PÁGINA:
....

Esta es mi propia cosecha de comienzos de siglo…
En julio de 2001, acaban de robar mi casa, recibí por esas compensaciones del acaso la maravillosa noticia de que Mariana, entonces mi esposa, estaba embarazada por segunda vez. Daniel, un hermoso renuevo del viejo tronco Bessolo, estaba formándose en su vientre. Aún no imaginaba la maravilla de verme reflejado en sus ojos, en sus manitas aferrándome, en sus preguntas y, ahora, en su pertinaz interés por la mitología. Todavía no sabía de la turbación de encontrar en sus gestos, sus enojos, sus rabietas y sus risas el eco de aquellas que suelen dominarme más de lo que quisiera admitir.

....

REGISTROS DE DATOS:
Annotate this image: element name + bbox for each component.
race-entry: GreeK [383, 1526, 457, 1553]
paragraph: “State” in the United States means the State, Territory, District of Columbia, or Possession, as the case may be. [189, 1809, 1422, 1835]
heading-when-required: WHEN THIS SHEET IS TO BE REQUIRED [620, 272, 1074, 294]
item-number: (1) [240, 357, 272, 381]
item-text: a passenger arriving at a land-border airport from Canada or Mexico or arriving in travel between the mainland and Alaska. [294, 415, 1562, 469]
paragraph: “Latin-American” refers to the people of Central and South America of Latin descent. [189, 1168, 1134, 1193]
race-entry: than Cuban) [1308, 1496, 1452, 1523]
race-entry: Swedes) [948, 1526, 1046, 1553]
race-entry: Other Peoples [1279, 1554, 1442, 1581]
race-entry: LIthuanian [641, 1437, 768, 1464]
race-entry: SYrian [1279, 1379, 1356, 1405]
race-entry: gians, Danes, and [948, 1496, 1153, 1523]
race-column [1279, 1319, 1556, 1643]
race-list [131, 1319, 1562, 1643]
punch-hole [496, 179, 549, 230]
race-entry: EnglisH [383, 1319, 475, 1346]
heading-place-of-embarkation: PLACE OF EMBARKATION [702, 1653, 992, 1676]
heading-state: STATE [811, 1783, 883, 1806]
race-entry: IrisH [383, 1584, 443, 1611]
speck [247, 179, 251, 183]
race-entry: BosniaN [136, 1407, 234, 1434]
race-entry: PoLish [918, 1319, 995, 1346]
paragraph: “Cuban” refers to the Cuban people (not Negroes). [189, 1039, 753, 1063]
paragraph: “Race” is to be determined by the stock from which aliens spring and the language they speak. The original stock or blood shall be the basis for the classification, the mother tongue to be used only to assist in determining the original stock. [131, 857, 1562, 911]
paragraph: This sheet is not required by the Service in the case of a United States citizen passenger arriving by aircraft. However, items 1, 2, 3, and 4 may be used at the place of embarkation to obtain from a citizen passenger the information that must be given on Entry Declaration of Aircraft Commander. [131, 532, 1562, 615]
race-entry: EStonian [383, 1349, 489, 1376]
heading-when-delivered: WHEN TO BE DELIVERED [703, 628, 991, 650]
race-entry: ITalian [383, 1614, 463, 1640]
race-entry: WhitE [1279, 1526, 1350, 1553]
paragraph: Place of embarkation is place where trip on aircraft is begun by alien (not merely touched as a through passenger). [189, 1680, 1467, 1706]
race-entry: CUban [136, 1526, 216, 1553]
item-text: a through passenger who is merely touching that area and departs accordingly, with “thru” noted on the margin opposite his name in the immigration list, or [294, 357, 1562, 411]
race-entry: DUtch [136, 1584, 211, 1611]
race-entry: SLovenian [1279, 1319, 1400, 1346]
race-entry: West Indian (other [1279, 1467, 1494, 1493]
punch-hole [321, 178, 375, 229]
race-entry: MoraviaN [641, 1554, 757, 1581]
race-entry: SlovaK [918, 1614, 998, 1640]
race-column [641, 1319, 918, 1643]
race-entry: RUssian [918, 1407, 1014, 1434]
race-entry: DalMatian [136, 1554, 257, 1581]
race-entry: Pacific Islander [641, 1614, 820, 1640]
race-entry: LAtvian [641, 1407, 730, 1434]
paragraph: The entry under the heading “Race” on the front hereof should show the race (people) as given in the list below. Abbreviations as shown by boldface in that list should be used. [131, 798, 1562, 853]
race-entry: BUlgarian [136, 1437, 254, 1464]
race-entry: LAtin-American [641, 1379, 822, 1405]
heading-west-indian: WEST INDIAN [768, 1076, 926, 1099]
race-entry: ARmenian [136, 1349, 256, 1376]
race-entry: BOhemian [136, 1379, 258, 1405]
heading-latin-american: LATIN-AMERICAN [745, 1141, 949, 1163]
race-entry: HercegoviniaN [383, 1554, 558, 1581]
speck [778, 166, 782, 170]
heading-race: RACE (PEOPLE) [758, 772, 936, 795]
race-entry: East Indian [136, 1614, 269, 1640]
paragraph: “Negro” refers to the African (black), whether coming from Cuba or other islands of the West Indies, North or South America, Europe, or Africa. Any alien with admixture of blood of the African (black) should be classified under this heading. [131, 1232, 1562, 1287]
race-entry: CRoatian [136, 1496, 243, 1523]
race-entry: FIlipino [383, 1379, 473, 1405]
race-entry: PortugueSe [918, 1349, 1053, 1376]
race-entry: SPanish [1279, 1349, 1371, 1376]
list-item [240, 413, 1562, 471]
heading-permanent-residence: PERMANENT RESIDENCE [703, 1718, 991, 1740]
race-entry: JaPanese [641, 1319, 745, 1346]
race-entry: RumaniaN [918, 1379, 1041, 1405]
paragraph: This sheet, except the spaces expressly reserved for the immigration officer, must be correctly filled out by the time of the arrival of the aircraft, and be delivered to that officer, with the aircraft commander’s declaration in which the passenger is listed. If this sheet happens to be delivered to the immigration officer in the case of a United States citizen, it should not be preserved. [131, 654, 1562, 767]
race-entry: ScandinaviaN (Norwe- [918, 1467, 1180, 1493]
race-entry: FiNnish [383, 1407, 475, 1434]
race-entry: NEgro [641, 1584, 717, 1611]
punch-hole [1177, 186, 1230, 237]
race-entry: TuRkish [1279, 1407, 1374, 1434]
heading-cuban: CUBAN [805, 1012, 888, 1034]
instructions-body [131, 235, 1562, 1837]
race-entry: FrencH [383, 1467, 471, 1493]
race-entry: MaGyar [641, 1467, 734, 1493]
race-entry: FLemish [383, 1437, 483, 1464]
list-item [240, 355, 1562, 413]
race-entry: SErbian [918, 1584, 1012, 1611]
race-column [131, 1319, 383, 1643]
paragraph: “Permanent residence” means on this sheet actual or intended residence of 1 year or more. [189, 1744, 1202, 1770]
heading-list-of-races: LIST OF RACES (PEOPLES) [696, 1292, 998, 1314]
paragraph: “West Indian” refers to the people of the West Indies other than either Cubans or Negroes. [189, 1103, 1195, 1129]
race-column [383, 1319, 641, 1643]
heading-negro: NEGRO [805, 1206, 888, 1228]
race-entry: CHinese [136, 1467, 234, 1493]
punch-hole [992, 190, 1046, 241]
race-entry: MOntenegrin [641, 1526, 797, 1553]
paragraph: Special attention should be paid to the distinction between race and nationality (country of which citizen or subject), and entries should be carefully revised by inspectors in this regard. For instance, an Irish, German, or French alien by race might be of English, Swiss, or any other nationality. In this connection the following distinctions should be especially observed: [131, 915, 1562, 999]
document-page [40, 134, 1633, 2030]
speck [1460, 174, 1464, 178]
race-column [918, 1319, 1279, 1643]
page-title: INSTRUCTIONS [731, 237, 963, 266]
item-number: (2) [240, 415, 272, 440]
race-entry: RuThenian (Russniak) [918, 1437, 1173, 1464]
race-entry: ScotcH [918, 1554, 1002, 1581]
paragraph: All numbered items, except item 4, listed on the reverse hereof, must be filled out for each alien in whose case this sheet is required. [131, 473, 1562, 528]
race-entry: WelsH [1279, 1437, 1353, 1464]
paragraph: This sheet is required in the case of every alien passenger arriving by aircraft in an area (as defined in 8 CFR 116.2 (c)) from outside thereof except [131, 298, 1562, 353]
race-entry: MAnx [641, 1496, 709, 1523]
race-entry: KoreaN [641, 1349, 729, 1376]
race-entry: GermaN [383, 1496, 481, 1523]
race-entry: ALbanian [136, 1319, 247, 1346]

....

OBJETIVO DEL EJERCICIO:
Continúa el relato sobre el anuncio del embarazo de Mariana a partir de su última oración.

RESPUESTA ESPERADA:
¿Dónde estabas el 11 de septiembre de 2001? Es el recuerdo común más antiguo que puedo lograr sin recurrir a la extensión de mi memoria que tengo en la punta de los dedos. Día del maestro, recuerdos permanentes de un desgraciado 11 chileno, estaba en casa. Mi hija tomaba, sin demasiado entusiasmo, su desayuno. Escuchaba radio; ¿Cuál es? me gustaba entonces; comentarios sobre Nueva York, frases sueltas, la imprecisa sensación de no saber que estaban hablando y el recurso a la tele, en esos tiempos en que Internet (dial up) era un lujo para unas pocas horas nocturnas… La imagen de las Torres Gemelas, el humo, el impacto en vivo del segundo avión. Las sensaciones fueron contradictorias; un desastre siempre nos conmueve pero en este caso, y sé que muchos compatriotas coincidieron conmigo, era un ataque (no sabíamos quiénes o por qué) al corazón del Imperio.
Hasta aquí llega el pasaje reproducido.